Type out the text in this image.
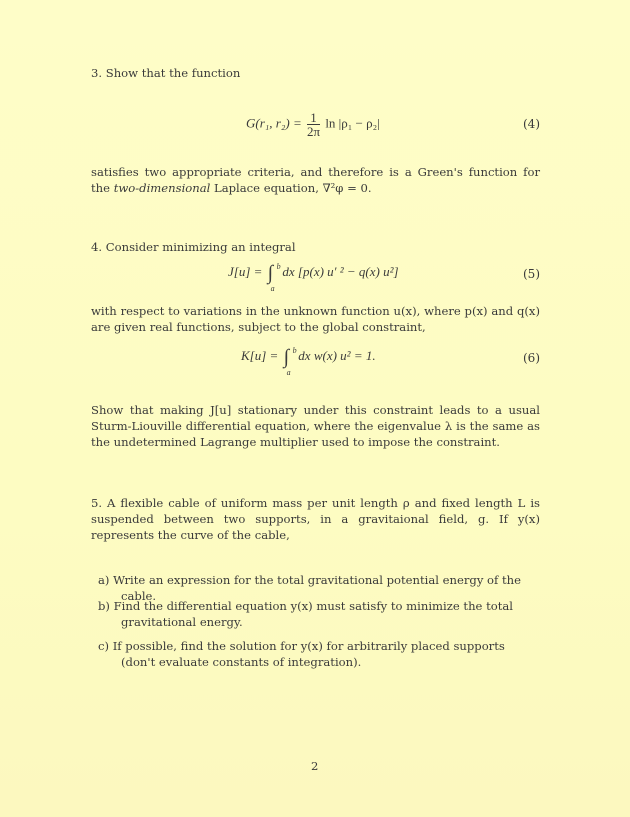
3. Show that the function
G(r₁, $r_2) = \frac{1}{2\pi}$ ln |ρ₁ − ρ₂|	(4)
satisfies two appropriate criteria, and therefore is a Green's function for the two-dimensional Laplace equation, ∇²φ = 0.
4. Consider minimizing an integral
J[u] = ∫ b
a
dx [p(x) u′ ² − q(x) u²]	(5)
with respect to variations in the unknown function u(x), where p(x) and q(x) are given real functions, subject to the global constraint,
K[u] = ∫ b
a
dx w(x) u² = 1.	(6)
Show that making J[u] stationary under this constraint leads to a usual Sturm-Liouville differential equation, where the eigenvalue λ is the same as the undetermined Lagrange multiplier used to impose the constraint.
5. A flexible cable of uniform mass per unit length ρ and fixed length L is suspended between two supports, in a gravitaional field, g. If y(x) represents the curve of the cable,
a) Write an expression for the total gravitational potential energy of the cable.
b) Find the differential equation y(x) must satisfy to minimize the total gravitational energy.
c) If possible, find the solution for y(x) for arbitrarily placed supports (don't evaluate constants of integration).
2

------------------------

> **Exercise requirements**
Leave out every picture and copy the rest of the records exactly.

> **Answer below**
Type out the text in this image.
3. Show that the function
G(r₁, $r_2) = \frac{1}{2\pi}$ ln |ρ₁ − ρ₂|	(4)
satisfies two appropriate criteria, and therefore is a Green's function for the two-dimensional Laplace equation, ∇²φ = 0.
4. Consider minimizing an integral
J[u] = ∫ b
a
dx [p(x) u′ ² − q(x) u²]	(5)
with respect to variations in the unknown function u(x), where p(x) and q(x) are given real functions, subject to the global constraint,
K[u] = ∫ b
a
dx w(x) u² = 1.	(6)
Show that making J[u] stationary under this constraint leads to a usual Sturm-Liouville differential equation, where the eigenvalue λ is the same as the undetermined Lagrange multiplier used to impose the constraint.
5. A flexible cable of uniform mass per unit length ρ and fixed length L is suspended between two supports, in a gravitaional field, g. If y(x) represents the curve of the cable,
a) Write an expression for the total gravitational potential energy of the cable.
b) Find the differential equation y(x) must satisfy to minimize the total gravitational energy.
c) If possible, find the solution for y(x) for arbitrarily placed supports (don't evaluate constants of integration).
2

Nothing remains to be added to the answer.